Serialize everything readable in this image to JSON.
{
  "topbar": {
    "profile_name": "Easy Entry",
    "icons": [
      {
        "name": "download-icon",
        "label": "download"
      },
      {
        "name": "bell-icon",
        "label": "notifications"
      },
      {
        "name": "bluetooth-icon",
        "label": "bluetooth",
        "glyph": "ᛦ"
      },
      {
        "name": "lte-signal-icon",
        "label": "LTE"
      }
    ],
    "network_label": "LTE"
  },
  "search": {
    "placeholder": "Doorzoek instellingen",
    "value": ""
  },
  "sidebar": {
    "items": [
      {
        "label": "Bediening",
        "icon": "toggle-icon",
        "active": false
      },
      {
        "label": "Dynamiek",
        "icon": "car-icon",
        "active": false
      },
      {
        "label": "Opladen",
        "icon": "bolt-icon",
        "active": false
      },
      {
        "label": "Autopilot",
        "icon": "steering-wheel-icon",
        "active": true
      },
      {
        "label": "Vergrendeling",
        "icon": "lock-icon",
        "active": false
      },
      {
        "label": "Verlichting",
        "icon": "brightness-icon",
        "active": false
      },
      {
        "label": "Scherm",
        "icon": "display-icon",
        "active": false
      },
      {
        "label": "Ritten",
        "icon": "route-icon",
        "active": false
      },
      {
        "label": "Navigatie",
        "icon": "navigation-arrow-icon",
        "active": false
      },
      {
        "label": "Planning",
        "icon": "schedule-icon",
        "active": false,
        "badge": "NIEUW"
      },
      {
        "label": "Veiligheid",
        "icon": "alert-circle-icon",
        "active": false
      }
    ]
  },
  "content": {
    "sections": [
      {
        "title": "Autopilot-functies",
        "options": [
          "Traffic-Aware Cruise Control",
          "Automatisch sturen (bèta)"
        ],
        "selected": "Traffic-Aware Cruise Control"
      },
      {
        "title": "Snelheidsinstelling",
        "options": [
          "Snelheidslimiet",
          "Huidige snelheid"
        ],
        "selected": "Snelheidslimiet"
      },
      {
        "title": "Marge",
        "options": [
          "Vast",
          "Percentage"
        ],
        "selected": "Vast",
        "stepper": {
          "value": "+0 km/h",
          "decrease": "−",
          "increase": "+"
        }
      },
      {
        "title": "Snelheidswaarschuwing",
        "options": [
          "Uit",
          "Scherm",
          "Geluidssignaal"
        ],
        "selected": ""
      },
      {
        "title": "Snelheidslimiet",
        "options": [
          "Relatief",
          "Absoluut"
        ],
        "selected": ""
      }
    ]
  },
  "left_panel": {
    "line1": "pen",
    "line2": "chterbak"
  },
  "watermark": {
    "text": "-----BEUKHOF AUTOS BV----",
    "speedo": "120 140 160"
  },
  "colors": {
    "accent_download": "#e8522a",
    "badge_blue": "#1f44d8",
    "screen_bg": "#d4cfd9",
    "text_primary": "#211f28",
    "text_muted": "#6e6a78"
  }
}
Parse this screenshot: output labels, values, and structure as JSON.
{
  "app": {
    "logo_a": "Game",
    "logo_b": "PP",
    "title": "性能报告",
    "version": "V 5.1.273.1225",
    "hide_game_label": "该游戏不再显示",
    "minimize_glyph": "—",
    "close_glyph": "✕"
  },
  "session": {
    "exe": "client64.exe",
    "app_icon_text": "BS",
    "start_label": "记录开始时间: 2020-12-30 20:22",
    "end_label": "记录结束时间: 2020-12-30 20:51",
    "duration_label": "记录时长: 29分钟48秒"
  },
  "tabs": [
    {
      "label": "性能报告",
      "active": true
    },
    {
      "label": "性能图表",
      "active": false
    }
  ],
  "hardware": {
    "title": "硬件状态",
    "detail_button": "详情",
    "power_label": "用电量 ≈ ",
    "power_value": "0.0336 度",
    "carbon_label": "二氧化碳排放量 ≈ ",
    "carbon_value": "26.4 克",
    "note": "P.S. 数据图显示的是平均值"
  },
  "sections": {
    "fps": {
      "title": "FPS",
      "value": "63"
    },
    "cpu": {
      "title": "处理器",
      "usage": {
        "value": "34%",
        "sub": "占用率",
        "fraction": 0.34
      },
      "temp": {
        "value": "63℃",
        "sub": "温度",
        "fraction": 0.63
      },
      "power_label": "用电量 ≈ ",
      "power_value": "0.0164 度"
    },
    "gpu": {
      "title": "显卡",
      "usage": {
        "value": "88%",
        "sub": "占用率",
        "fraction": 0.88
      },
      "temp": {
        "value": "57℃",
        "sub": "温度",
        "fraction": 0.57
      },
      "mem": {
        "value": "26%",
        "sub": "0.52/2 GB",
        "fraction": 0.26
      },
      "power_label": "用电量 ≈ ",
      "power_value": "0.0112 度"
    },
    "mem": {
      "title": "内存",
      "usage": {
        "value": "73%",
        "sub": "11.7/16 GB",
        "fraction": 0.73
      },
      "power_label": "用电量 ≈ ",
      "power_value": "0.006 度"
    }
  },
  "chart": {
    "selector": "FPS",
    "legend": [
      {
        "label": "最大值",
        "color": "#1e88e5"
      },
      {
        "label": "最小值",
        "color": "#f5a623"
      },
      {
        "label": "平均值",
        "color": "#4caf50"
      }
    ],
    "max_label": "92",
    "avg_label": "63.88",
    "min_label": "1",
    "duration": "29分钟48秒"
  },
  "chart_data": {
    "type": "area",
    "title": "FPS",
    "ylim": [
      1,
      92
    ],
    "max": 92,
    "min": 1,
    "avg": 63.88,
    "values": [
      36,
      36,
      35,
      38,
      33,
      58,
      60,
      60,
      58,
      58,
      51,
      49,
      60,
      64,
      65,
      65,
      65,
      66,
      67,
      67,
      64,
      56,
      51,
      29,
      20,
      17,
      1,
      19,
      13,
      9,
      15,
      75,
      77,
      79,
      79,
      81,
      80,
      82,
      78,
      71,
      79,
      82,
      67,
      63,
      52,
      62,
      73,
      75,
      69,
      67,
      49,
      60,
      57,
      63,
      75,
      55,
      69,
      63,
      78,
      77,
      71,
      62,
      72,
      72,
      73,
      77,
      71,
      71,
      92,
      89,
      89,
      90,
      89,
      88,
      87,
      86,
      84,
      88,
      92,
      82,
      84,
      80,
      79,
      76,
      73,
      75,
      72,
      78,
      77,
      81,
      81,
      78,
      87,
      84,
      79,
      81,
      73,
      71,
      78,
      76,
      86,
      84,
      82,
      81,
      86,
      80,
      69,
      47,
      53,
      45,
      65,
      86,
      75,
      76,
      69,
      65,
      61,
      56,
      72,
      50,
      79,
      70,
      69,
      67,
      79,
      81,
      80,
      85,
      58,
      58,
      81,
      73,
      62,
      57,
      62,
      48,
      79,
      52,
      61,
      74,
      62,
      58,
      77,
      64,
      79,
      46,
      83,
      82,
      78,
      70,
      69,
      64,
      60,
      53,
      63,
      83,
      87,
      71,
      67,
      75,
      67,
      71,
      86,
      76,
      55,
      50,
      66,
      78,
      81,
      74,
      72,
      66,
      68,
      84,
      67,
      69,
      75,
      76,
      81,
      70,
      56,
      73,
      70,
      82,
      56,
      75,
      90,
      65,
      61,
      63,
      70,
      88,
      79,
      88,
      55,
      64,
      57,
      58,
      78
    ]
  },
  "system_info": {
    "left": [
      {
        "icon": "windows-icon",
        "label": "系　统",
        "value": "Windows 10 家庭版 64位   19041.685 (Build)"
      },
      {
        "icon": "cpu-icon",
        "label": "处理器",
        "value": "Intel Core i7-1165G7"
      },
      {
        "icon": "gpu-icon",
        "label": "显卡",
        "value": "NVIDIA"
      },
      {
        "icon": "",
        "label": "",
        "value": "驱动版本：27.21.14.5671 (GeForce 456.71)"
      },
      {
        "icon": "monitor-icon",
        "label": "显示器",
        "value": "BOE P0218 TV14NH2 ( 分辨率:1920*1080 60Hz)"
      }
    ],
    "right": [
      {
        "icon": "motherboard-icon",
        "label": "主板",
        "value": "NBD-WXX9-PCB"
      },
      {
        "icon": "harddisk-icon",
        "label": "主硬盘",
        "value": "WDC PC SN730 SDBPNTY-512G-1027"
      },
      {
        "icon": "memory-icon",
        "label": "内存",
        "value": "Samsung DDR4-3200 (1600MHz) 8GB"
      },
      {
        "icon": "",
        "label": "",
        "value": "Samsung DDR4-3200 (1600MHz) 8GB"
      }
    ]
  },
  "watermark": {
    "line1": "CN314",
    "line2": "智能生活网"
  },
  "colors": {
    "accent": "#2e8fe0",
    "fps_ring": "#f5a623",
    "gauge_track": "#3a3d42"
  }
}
_ _ _ _ _ _ _
**EXERCISE INSTRUCTIONS**
Work out how many lines of the material above contain the word "fraction", then give only that figure.

**EXERCISE ANSWER**
6